• _Required task_
Where the string "wheel" occurs in the material below, report the whole line.

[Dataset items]
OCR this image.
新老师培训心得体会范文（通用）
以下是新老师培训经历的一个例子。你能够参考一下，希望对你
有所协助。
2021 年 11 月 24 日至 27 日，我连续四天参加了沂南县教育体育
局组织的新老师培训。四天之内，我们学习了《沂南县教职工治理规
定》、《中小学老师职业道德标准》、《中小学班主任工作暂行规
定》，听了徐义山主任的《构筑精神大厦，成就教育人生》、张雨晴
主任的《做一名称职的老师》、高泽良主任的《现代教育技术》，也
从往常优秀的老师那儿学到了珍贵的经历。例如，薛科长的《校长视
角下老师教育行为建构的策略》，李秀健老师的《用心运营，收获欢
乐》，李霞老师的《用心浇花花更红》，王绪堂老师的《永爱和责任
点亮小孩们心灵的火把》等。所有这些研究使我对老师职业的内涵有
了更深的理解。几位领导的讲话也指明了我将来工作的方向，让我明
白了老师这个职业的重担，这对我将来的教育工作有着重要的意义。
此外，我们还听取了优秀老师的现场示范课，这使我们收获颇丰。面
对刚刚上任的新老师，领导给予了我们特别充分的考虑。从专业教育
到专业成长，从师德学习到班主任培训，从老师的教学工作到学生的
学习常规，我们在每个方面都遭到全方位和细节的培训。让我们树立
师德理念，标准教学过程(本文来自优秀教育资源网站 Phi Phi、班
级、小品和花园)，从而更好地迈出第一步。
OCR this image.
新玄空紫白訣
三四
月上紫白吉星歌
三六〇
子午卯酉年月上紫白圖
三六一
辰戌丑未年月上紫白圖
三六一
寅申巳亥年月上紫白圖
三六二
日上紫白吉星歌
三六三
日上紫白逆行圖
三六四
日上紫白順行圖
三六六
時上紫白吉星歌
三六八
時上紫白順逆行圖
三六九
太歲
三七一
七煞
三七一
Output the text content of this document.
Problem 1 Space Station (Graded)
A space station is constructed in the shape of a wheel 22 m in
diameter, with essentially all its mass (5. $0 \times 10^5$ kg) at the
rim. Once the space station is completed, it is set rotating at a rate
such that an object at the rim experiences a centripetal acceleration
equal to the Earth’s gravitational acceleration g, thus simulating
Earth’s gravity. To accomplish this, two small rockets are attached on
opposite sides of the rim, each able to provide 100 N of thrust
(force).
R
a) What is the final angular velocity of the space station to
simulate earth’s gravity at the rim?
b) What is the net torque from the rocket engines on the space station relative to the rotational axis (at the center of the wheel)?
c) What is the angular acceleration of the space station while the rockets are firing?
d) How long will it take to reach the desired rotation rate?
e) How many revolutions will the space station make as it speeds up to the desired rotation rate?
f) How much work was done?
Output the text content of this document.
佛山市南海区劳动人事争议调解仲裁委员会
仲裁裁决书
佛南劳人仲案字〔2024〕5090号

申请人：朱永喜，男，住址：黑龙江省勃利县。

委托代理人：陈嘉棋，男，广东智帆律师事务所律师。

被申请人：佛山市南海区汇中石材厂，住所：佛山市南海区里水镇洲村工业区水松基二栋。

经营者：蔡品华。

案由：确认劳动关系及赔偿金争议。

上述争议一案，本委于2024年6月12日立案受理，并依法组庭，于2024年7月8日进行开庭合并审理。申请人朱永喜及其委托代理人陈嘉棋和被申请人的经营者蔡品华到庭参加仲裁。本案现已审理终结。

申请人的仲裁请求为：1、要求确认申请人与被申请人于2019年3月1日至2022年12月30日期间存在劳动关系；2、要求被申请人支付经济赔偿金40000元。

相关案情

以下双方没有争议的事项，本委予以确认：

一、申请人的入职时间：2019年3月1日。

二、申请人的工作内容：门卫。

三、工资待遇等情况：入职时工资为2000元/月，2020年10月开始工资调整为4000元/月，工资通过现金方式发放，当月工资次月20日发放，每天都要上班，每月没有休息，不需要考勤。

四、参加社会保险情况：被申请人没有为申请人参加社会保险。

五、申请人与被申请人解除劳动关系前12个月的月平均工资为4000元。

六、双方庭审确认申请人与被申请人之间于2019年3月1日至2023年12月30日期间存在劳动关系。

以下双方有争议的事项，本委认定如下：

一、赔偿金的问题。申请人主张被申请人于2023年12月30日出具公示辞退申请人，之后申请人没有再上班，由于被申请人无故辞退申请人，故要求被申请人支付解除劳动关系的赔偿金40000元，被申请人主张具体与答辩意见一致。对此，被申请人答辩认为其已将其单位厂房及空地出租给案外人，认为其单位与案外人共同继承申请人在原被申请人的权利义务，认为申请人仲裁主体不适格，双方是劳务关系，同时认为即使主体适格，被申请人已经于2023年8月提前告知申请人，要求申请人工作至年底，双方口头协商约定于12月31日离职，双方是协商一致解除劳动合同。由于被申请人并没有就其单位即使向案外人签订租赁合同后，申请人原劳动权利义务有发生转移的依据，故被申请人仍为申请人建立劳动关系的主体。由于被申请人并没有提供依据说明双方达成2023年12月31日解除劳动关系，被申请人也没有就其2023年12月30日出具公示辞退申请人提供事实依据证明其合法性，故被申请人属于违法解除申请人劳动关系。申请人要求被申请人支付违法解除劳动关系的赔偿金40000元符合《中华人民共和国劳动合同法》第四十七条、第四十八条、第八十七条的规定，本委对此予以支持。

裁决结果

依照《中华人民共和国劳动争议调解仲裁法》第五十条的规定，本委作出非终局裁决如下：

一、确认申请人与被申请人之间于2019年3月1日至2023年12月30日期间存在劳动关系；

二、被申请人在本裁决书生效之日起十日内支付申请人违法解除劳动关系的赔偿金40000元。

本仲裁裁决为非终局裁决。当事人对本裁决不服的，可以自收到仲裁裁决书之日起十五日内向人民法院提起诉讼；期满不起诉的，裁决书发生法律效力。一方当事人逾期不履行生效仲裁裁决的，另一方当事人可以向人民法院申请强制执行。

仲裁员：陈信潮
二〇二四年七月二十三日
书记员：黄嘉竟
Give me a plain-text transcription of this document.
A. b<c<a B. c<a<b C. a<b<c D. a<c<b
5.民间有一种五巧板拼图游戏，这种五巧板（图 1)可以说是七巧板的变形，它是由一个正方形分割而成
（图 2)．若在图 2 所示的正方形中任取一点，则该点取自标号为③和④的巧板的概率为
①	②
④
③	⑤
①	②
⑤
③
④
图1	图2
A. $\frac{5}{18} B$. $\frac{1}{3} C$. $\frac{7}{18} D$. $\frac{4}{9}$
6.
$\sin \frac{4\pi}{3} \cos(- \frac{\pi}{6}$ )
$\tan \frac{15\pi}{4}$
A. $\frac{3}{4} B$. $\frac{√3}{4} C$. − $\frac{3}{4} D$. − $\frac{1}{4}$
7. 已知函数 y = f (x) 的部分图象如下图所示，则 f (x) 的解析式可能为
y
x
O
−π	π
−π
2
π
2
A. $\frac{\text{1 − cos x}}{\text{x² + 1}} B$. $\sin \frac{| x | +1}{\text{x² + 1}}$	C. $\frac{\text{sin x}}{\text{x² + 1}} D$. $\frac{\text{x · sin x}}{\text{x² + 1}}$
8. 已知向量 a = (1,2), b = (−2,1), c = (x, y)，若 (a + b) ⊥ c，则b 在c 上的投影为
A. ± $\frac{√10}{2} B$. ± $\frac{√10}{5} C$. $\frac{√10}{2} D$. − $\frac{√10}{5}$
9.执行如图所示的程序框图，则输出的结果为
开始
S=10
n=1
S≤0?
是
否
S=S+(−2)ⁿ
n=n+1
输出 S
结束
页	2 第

• _Exercise output_
A space station is constructed in the shape of a wheel 22 m in
b) What is the net torque from the rocket engines on the space station relative to the rotational axis (at the center of the wheel)?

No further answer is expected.